TASK STATEMENT: Collect each line holding the string "směrem".

Saved entries:
★ ★ ★
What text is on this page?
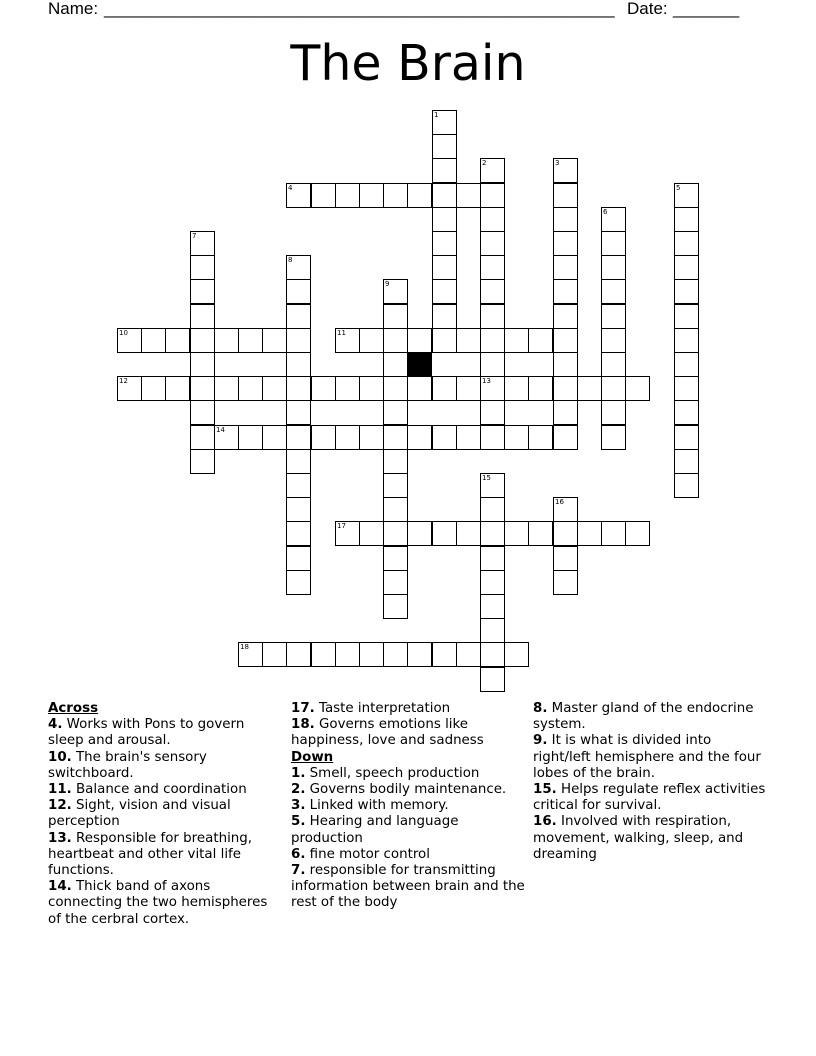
Name: ______________________________________________________ Date: _______
The Brain
1
2
13
3
4	5
6
7
8
9
10	11
12
14
15
16
17
18
Across
4. Works with Pons to govern sleep and arousal.
10. The brain's sensory switchboard.
11. Balance and coordination
12. Sight, vision and visual perception
13. Responsible for breathing, heartbeat and other vital life functions.
14. Thick band of axons connecting the two hemispheres of the cerbral cortex.
17. Taste interpretation
18. Governs emotions like happiness, love and sadness
Down
1. Smell, speech production
2. Governs bodily maintenance.
3. Linked with memory.
5. Hearing and language production
6. fine motor control
7. responsible for transmitting information between brain and the rest of the body
8. Master gland of the endocrine system.
9. It is what is divided into right/left hemisphere and the four lobes of the brain.
15. Helps regulate reflex activities critical for survival.
16. Involved with respiration, movement, walking, sleep, and dreaming
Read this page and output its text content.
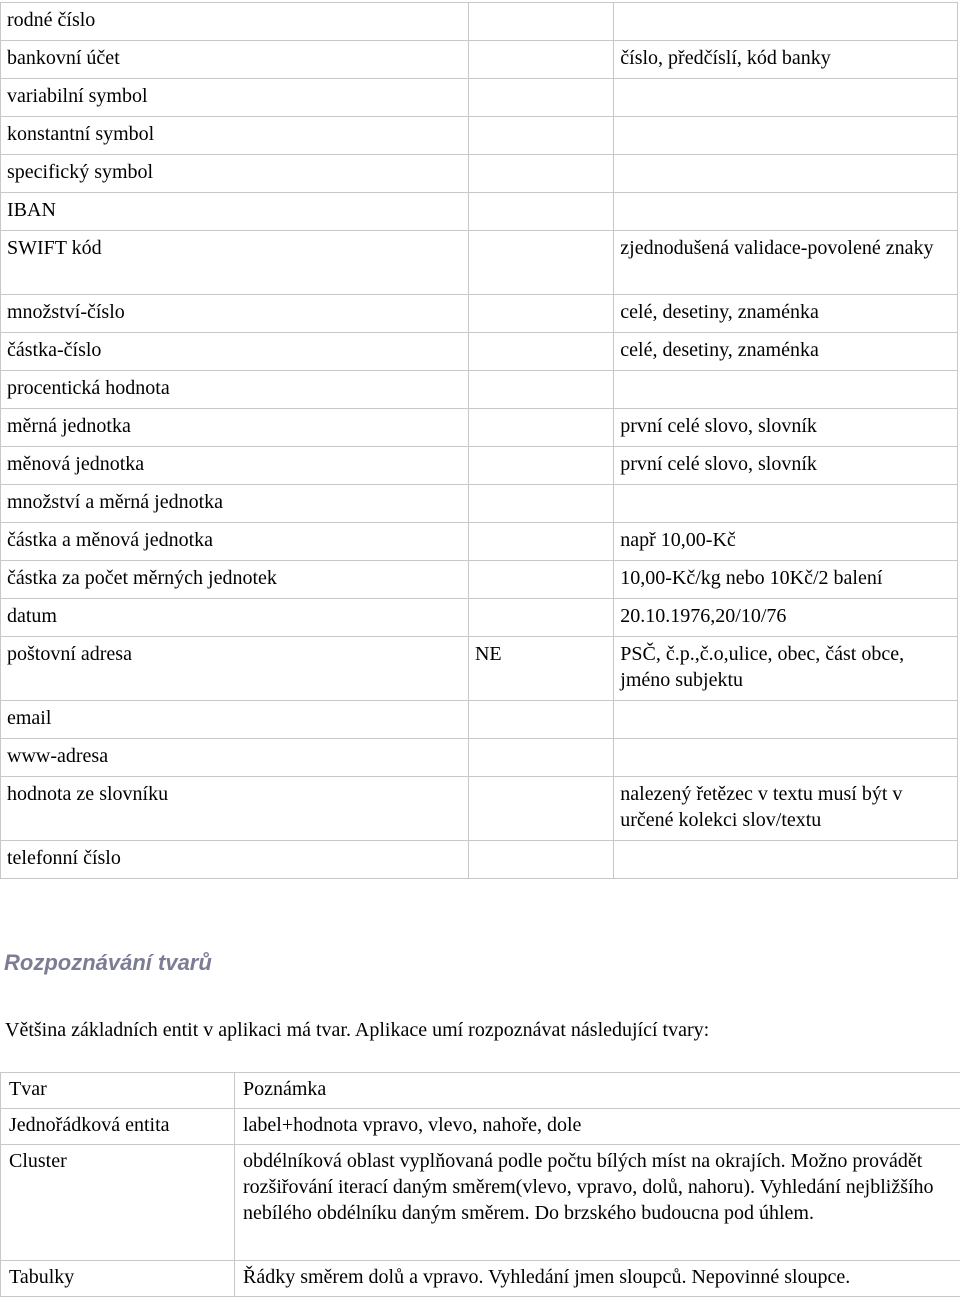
rodné číslo		
bankovní účet		číslo, předčíslí, kód banky
variabilní symbol		
konstantní symbol		
specifický symbol		
IBAN		
SWIFT kód		zjednodušená validace-povolené znaky
množství-číslo		celé, desetiny, znaménka
částka-číslo		celé, desetiny, znaménka
procentická hodnota		
měrná jednotka		první celé slovo, slovník
měnová jednotka		první celé slovo, slovník
množství a měrná jednotka		
částka a měnová jednotka		např 10,00-Kč
částka za počet měrných jednotek		10,00-Kč/kg nebo 10Kč/2 balení
datum		20.10.1976,20/10/76
poštovní adresa	NE	PSČ, č.p.,č.o,ulice, obec, část obce, jméno subjektu
email		
www-adresa		
hodnota ze slovníku		nalezený řetězec v textu musí být v určené kolekci slov/textu
telefonní číslo		
Rozpoznávání tvarů
Většina základních entit v aplikaci má tvar. Aplikace umí rozpoznávat následující tvary:
Tvar	Poznámka
Jednořádková entita	label+hodnota vpravo, vlevo, nahoře, dole
Cluster	obdélníková oblast vyplňovaná podle počtu bílých míst na okrajích. Možno provádět rozšiřování iterací daným směrem(vlevo, vpravo, dolů, nahoru). Vyhledání nejbližšího nebílého obdélníku daným směrem. Do brzského budoucna pod úhlem.
Tabulky	Řádky směrem dolů a vpravo. Vyhledání jmen sloupců. Nepovinné sloupce.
★ ★ ★
THE SOLUTION:
Cluster	obdélníková oblast vyplňovaná podle počtu bílých míst na okrajích. Možno provádět rozšiřování iterací daným směrem(vlevo, vpravo, dolů, nahoru). Vyhledání nejbližšího nebílého obdélníku daným směrem. Do brzského budoucna pod úhlem.
Tabulky	Řádky směrem dolů a vpravo. Vyhledání jmen sloupců. Nepovinné sloupce.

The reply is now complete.